[BEGIN EXERCISE MATERIALS]

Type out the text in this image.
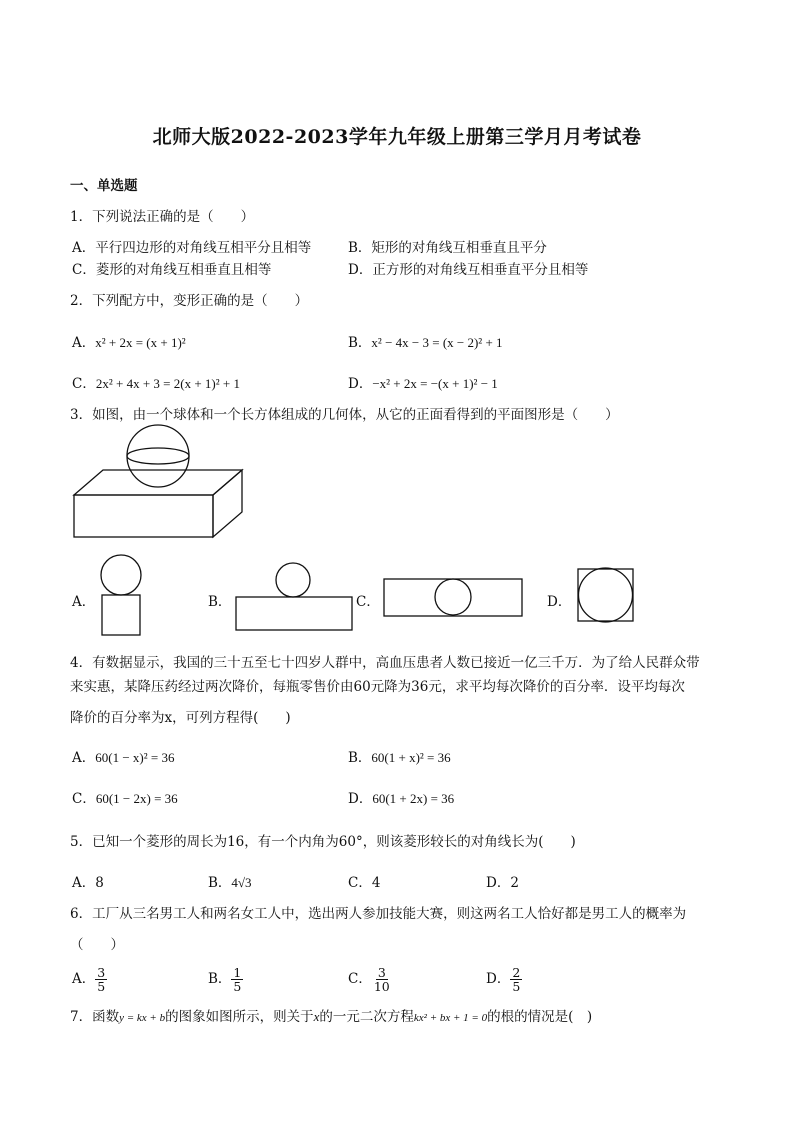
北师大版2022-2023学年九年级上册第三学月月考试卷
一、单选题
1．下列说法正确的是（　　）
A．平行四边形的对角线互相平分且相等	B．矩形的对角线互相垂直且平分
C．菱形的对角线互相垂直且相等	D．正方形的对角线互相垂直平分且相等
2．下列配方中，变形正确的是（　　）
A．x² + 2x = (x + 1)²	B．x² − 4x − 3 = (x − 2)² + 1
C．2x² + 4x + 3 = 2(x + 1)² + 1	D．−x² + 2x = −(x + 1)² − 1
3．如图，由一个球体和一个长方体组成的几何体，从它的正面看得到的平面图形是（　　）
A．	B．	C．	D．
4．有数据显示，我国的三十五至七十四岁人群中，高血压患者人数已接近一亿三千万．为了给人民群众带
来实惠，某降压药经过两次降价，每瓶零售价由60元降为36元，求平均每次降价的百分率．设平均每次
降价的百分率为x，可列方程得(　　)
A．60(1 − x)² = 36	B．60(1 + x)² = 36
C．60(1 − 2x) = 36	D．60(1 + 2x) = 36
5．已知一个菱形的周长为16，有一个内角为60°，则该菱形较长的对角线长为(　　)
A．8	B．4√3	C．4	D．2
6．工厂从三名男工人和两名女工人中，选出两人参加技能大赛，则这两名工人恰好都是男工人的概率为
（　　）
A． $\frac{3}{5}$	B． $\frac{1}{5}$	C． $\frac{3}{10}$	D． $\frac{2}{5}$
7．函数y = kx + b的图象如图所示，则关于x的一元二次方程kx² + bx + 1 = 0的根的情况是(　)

[END EXERCISE MATERIALS]
[BEGIN EXERCISE MATERIALS]

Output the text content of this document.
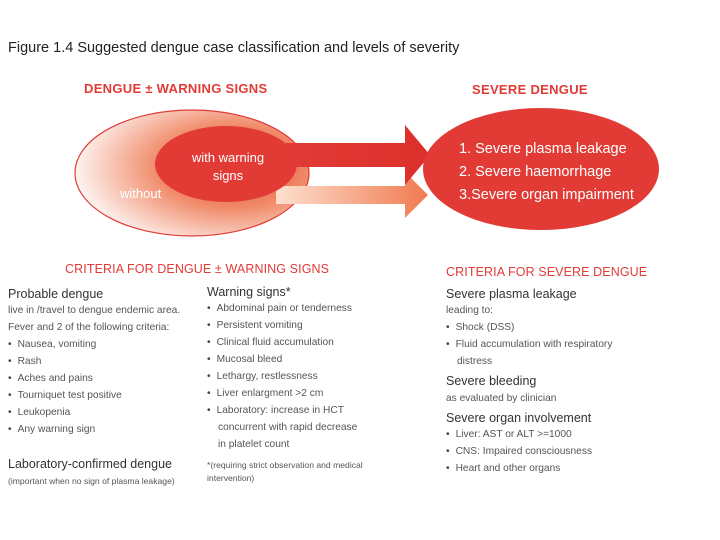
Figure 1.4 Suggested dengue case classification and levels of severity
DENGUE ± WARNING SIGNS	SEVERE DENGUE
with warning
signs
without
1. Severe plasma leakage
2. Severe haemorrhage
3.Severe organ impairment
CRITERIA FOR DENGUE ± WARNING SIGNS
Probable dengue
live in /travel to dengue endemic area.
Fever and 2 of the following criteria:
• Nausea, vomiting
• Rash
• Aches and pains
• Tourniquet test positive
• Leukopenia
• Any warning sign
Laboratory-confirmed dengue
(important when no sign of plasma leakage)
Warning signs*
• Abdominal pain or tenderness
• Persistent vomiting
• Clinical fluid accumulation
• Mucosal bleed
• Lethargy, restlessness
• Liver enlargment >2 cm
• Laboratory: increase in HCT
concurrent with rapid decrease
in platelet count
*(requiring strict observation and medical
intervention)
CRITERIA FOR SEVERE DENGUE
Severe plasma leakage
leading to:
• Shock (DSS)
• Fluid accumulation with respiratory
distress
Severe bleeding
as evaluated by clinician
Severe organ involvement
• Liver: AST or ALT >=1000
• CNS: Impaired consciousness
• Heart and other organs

[END EXERCISE MATERIALS]

● **WHAT IS BEING ASKED**
Pull out every line of the records above that contains the word "leakage".

● **FINAL RESULT**
1. Severe plasma leakage
(important when no sign of plasma leakage)
Severe plasma leakage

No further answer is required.